***** INFORMATION SUPPLIED *****

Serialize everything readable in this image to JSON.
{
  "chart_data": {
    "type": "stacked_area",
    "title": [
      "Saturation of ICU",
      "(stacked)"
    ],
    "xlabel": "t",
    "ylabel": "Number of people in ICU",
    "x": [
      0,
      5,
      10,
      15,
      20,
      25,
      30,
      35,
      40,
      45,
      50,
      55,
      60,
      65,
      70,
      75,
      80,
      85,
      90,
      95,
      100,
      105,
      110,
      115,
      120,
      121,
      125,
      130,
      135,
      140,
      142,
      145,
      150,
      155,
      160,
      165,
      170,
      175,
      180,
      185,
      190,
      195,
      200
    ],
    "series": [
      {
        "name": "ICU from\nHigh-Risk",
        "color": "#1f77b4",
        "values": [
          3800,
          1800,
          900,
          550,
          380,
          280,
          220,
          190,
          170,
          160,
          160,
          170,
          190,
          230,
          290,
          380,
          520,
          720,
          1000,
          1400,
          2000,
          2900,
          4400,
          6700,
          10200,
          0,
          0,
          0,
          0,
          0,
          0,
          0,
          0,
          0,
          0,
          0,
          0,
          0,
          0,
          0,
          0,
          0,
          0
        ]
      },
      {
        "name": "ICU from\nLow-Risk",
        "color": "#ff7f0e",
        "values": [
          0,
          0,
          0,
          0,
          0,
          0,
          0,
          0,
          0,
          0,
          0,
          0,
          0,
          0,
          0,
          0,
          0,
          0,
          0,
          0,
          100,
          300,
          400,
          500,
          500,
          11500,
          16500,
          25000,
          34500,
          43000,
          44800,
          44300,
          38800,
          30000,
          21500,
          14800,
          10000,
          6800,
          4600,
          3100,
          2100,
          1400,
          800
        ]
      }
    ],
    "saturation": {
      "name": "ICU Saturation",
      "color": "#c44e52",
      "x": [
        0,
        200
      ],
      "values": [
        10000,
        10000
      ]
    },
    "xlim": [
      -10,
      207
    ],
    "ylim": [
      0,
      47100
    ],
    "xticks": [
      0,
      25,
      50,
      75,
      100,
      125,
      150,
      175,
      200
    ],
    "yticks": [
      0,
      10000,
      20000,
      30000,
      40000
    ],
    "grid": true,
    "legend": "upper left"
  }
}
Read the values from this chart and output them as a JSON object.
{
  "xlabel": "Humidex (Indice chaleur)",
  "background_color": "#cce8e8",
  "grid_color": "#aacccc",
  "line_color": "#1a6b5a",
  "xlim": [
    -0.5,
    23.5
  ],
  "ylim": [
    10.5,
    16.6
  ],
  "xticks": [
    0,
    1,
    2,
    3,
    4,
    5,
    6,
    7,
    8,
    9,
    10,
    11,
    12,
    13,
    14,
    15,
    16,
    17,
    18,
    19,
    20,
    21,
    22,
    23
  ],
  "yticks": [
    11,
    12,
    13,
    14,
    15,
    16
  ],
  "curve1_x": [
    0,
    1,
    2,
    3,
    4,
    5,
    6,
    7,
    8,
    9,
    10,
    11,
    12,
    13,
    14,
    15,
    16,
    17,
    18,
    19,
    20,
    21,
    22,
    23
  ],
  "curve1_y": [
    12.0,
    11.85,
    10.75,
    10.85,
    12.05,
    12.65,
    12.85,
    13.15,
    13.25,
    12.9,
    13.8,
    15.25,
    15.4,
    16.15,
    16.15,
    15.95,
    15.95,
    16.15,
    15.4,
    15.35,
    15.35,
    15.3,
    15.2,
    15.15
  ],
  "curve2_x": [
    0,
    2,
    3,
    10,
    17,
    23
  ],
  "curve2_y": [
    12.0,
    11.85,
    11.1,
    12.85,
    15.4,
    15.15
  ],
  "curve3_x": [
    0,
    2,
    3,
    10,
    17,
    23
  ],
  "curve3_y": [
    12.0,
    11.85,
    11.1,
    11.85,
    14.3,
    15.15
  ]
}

*****

The listing above must be transcribed exactly, line by line.

Serialize everything readable in this image to JSON.
{
  "chart_data": {
    "type": "stacked_area",
    "title": [
      "Saturation of ICU",
      "(stacked)"
    ],
    "xlabel": "t",
    "ylabel": "Number of people in ICU",
    "x": [
      0,
      5,
      10,
      15,
      20,
      25,
      30,
      35,
      40,
      45,
      50,
      55,
      60,
      65,
      70,
      75,
      80,
      85,
      90,
      95,
      100,
      105,
      110,
      115,
      120,
      121,
      125,
      130,
      135,
      140,
      142,
      145,
      150,
      155,
      160,
      165,
      170,
      175,
      180,
      185,
      190,
      195,
      200
    ],
    "series": [
      {
        "name": "ICU from\nHigh-Risk",
        "color": "#1f77b4",
        "values": [
          3800,
          1800,
          900,
          550,
          380,
          280,
          220,
          190,
          170,
          160,
          160,
          170,
          190,
          230,
          290,
          380,
          520,
          720,
          1000,
          1400,
          2000,
          2900,
          4400,
          6700,
          10200,
          0,
          0,
          0,
          0,
          0,
          0,
          0,
          0,
          0,
          0,
          0,
          0,
          0,
          0,
          0,
          0,
          0,
          0
        ]
      },
      {
        "name": "ICU from\nLow-Risk",
        "color": "#ff7f0e",
        "values": [
          0,
          0,
          0,
          0,
          0,
          0,
          0,
          0,
          0,
          0,
          0,
          0,
          0,
          0,
          0,
          0,
          0,
          0,
          0,
          0,
          100,
          300,
          400,
          500,
          500,
          11500,
          16500,
          25000,
          34500,
          43000,
          44800,
          44300,
          38800,
          30000,
          21500,
          14800,
          10000,
          6800,
          4600,
          3100,
          2100,
          1400,
          800
        ]
      }
    ],
    "saturation": {
      "name": "ICU Saturation",
      "color": "#c44e52",
      "x": [
        0,
        200
      ],
      "values": [
        10000,
        10000
      ]
    },
    "xlim": [
      -10,
      207
    ],
    "ylim": [
      0,
      47100
    ],
    "xticks": [
      0,
      25,
      50,
      75,
      100,
      125,
      150,
      175,
      200
    ],
    "yticks": [
      0,
      10000,
      20000,
      30000,
      40000
    ],
    "grid": true,
    "legend": "upper left"
  }
}
Read the values from this chart and output them as a JSON object.
{
  "xlabel": "Humidex (Indice chaleur)",
  "background_color": "#cce8e8",
  "grid_color": "#aacccc",
  "line_color": "#1a6b5a",
  "xlim": [
    -0.5,
    23.5
  ],
  "ylim": [
    10.5,
    16.6
  ],
  "xticks": [
    0,
    1,
    2,
    3,
    4,
    5,
    6,
    7,
    8,
    9,
    10,
    11,
    12,
    13,
    14,
    15,
    16,
    17,
    18,
    19,
    20,
    21,
    22,
    23
  ],
  "yticks": [
    11,
    12,
    13,
    14,
    15,
    16
  ],
  "curve1_x": [
    0,
    1,
    2,
    3,
    4,
    5,
    6,
    7,
    8,
    9,
    10,
    11,
    12,
    13,
    14,
    15,
    16,
    17,
    18,
    19,
    20,
    21,
    22,
    23
  ],
  "curve1_y": [
    12.0,
    11.85,
    10.75,
    10.85,
    12.05,
    12.65,
    12.85,
    13.15,
    13.25,
    12.9,
    13.8,
    15.25,
    15.4,
    16.15,
    16.15,
    15.95,
    15.95,
    16.15,
    15.4,
    15.35,
    15.35,
    15.3,
    15.2,
    15.15
  ],
  "curve2_x": [
    0,
    2,
    3,
    10,
    17,
    23
  ],
  "curve2_y": [
    12.0,
    11.85,
    11.1,
    12.85,
    15.4,
    15.15
  ],
  "curve3_x": [
    0,
    2,
    3,
    10,
    17,
    23
  ],
  "curve3_y": [
    12.0,
    11.85,
    11.1,
    11.85,
    14.3,
    15.15
  ]
}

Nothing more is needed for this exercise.